Collected data entries:
::::::

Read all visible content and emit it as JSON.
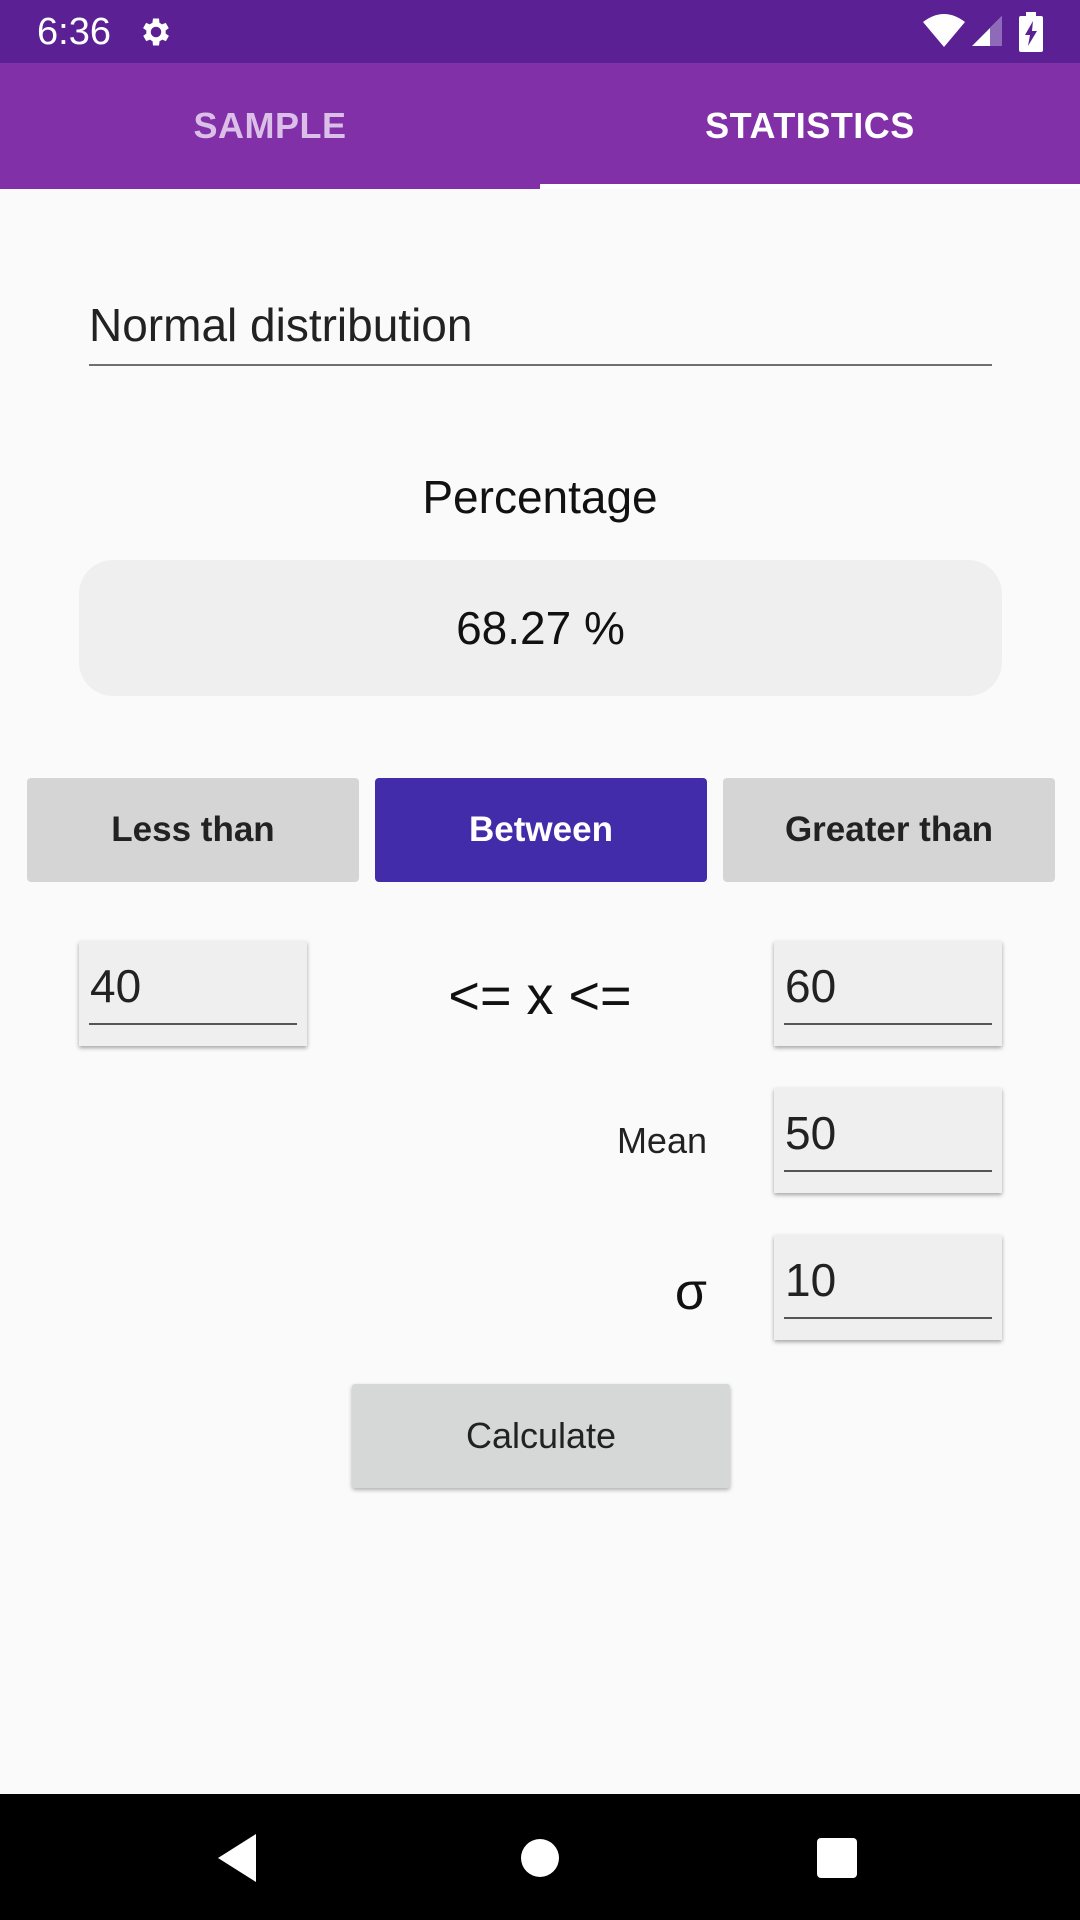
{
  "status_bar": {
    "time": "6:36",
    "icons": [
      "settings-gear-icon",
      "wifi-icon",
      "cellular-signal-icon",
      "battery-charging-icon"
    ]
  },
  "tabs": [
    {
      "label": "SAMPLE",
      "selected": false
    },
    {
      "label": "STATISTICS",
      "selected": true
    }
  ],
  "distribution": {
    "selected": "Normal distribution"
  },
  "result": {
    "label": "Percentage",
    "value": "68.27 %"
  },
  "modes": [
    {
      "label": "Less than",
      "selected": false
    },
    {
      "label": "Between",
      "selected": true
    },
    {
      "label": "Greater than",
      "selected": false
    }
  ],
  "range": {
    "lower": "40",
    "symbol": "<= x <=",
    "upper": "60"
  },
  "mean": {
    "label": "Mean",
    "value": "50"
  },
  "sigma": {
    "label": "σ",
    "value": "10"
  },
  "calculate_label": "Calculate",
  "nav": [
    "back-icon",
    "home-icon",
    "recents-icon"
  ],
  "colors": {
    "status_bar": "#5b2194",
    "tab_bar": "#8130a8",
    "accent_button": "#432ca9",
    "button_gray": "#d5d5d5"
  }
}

::::::

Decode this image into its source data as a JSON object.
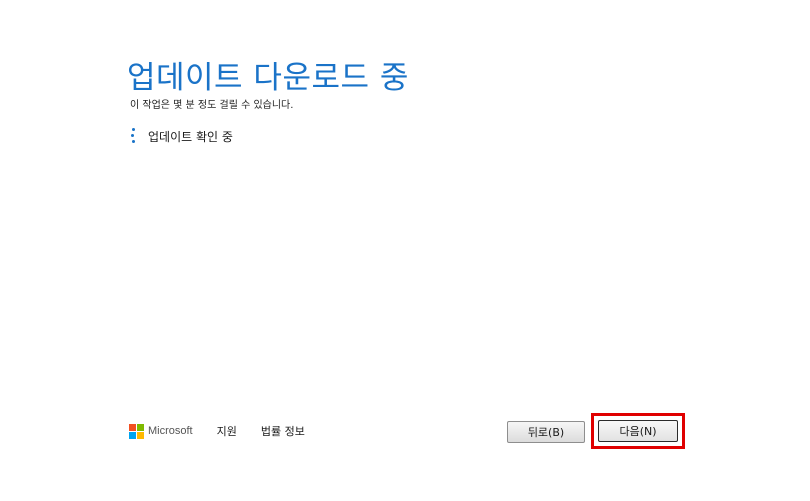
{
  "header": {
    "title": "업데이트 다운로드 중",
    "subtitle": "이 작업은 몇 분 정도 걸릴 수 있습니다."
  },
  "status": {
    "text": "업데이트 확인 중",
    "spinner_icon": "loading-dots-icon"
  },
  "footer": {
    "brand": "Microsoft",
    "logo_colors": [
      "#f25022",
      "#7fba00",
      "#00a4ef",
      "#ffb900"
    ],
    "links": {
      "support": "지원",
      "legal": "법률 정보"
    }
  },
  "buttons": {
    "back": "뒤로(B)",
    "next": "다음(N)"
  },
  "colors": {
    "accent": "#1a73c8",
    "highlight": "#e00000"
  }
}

::::::

**EXERCISE DIRECTIONS**
Look through the data and show every line containing "distribution".

**FINAL RESULT**
  "distribution": {
    "selected": "Normal distribution"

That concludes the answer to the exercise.